§ **DATA IN THIS EXERCISE**:
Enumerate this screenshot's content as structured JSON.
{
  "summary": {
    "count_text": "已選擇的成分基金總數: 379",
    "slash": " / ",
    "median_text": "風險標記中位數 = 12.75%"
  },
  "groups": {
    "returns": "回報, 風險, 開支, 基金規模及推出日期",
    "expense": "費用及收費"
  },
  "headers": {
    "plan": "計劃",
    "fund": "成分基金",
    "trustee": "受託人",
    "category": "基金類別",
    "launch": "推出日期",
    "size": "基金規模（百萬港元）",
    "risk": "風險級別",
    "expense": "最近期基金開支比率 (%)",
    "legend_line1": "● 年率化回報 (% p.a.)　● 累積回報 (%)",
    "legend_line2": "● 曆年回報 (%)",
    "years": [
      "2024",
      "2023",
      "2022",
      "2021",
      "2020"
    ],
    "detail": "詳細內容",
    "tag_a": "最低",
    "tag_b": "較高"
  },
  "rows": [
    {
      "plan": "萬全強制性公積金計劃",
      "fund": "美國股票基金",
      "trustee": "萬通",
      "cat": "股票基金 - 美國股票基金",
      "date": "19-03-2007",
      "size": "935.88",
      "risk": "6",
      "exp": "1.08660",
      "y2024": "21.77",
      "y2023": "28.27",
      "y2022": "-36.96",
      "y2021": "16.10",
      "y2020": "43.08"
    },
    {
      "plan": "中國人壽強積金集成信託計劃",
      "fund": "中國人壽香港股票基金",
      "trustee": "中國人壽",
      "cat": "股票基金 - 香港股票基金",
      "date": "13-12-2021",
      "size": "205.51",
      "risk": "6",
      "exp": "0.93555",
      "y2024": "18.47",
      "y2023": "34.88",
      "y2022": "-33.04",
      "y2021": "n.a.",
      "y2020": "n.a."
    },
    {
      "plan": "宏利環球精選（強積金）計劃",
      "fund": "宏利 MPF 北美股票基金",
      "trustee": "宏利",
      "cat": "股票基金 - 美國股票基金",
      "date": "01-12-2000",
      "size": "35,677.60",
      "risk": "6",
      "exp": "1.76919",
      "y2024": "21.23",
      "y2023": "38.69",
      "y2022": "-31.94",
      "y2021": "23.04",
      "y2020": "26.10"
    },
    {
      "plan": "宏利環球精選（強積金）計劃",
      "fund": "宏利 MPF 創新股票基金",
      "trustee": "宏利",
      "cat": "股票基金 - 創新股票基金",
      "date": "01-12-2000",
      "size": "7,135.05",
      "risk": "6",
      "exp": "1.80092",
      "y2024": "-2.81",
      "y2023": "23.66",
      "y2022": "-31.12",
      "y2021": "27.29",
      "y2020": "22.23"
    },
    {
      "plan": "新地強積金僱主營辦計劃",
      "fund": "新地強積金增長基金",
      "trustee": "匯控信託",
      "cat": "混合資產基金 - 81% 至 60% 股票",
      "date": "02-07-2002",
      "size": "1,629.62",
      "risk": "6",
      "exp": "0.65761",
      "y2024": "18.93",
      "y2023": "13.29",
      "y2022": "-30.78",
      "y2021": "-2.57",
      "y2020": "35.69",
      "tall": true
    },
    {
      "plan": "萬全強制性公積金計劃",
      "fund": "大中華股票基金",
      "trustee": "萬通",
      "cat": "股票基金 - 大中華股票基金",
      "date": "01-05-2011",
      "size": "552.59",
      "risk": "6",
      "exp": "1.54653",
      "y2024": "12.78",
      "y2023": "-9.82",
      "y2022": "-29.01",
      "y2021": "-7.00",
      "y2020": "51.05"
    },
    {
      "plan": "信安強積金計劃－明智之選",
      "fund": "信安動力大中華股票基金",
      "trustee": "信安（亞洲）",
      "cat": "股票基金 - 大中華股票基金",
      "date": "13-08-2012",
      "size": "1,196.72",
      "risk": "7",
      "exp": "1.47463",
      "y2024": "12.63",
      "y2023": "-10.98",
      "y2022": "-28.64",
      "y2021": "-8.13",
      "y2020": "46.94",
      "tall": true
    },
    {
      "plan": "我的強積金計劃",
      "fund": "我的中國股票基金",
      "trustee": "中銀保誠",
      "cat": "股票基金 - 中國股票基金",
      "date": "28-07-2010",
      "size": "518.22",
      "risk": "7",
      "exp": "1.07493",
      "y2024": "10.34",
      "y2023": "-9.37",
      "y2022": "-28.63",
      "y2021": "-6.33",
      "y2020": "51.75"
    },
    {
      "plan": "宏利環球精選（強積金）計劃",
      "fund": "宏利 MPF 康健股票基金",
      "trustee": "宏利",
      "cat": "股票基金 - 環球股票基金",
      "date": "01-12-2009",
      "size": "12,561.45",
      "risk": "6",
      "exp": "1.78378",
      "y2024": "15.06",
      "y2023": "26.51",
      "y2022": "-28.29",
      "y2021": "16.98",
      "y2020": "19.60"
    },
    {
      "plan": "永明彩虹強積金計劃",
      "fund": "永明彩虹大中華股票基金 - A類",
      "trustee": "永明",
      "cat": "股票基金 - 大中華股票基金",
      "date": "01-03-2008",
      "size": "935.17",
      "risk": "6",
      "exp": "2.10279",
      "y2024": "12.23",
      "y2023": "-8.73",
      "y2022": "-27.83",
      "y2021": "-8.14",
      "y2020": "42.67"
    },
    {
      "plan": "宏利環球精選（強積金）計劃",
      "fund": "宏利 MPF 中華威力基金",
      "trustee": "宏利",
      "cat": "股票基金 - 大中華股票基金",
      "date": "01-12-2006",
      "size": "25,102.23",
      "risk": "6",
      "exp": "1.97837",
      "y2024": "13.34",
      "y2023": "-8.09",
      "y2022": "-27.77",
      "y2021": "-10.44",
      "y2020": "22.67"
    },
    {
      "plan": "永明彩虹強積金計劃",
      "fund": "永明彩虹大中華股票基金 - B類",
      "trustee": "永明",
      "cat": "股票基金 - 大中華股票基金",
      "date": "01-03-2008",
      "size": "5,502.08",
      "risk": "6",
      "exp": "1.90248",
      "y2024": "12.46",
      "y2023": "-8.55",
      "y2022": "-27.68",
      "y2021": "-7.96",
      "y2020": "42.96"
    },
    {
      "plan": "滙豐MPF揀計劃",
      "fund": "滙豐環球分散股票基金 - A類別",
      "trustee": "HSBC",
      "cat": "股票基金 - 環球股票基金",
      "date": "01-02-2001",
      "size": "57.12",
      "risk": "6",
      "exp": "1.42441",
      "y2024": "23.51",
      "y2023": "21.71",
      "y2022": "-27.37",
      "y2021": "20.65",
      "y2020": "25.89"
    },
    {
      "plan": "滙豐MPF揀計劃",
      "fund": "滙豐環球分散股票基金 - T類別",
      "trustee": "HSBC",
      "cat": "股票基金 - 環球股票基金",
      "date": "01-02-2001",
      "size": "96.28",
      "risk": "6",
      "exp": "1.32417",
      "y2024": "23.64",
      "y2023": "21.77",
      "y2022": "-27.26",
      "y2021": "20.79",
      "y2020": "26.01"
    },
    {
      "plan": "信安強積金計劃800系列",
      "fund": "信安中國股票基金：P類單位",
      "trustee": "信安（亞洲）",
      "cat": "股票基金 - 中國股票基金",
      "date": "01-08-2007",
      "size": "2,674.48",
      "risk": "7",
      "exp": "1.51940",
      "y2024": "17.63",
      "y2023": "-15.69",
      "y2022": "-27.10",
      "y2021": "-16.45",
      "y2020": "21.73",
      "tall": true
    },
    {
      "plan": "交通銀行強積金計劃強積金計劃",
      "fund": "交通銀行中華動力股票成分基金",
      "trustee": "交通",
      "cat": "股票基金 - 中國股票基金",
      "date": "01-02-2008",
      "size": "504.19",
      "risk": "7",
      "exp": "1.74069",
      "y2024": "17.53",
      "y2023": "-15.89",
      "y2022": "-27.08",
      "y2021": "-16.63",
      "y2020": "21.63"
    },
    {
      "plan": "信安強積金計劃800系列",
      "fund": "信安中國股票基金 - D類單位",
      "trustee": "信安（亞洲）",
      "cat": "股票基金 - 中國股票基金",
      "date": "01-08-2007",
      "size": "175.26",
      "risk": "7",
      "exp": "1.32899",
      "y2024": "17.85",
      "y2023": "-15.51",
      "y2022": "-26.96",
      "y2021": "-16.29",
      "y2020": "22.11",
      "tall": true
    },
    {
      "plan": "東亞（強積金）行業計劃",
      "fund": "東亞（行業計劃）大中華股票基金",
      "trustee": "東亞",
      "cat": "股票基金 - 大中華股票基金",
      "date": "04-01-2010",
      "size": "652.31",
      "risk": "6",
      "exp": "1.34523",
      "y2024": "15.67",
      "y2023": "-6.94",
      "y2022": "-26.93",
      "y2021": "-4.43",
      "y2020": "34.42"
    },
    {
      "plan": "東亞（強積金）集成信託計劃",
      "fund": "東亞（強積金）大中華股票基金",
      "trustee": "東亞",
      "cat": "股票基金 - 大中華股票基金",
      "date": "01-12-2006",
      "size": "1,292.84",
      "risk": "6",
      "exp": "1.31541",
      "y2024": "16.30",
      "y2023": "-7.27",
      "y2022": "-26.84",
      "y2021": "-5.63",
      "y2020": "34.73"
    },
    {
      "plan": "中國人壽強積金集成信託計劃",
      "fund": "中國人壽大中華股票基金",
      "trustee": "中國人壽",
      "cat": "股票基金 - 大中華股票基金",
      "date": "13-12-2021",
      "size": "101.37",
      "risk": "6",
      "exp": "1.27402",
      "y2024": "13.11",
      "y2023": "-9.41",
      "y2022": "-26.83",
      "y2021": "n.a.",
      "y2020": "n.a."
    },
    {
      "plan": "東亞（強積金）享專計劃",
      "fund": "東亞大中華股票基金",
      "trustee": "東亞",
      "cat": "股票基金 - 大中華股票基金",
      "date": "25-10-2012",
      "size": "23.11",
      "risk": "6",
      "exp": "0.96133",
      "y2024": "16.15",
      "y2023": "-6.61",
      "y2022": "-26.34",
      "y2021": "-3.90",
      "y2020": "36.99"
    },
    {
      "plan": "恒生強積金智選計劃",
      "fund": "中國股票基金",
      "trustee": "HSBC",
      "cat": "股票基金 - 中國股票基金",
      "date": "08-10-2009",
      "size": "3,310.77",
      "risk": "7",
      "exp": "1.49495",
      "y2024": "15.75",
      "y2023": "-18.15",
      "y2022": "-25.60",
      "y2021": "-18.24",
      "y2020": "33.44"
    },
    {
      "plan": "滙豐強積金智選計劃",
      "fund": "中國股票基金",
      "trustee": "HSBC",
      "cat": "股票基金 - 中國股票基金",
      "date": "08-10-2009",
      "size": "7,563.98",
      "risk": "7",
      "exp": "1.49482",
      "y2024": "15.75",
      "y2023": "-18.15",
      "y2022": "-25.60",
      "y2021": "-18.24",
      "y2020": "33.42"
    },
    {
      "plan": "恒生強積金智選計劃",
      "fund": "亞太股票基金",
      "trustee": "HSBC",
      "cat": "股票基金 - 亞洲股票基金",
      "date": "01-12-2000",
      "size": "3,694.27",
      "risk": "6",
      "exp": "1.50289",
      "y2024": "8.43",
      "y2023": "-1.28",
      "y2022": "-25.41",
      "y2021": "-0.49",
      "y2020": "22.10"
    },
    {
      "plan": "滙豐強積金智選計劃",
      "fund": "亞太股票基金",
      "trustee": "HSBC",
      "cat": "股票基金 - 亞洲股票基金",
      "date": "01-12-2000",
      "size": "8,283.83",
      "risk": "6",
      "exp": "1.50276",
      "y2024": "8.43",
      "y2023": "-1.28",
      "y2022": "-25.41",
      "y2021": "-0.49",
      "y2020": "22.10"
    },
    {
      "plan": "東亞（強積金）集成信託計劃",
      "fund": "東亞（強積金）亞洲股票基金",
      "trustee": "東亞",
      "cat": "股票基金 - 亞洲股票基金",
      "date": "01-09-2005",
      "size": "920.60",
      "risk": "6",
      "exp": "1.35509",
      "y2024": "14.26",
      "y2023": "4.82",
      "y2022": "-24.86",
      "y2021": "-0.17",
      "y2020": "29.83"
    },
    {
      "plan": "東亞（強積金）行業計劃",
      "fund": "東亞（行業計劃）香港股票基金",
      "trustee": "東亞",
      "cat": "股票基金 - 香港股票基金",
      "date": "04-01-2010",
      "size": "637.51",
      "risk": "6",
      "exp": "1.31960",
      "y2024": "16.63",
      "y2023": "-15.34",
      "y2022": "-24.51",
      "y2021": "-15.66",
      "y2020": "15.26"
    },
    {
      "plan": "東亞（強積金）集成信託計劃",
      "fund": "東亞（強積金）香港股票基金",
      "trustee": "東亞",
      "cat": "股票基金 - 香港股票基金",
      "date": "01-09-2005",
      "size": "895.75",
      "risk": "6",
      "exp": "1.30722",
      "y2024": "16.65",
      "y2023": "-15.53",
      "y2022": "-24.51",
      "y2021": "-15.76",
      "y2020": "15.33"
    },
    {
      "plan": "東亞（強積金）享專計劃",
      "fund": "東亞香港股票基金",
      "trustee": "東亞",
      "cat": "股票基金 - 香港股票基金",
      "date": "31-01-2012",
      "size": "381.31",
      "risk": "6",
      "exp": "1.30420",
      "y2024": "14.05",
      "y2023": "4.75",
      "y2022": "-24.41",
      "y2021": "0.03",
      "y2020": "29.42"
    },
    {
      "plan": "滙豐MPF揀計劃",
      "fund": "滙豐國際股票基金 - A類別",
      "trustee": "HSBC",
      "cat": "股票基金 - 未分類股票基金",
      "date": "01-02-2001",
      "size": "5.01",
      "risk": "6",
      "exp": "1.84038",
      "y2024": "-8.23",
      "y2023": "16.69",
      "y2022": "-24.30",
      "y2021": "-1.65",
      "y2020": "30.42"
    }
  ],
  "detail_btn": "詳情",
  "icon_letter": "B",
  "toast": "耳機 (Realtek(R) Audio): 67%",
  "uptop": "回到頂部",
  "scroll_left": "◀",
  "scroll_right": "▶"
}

§ **TASK INSTRUCTIONS**: In the records above, find each line holding "信安中國股票基金" and copy it.

§ **EXERCISE ANSWER**:
      "fund": "信安中國股票基金：P類單位",
      "fund": "信安中國股票基金 - D類單位",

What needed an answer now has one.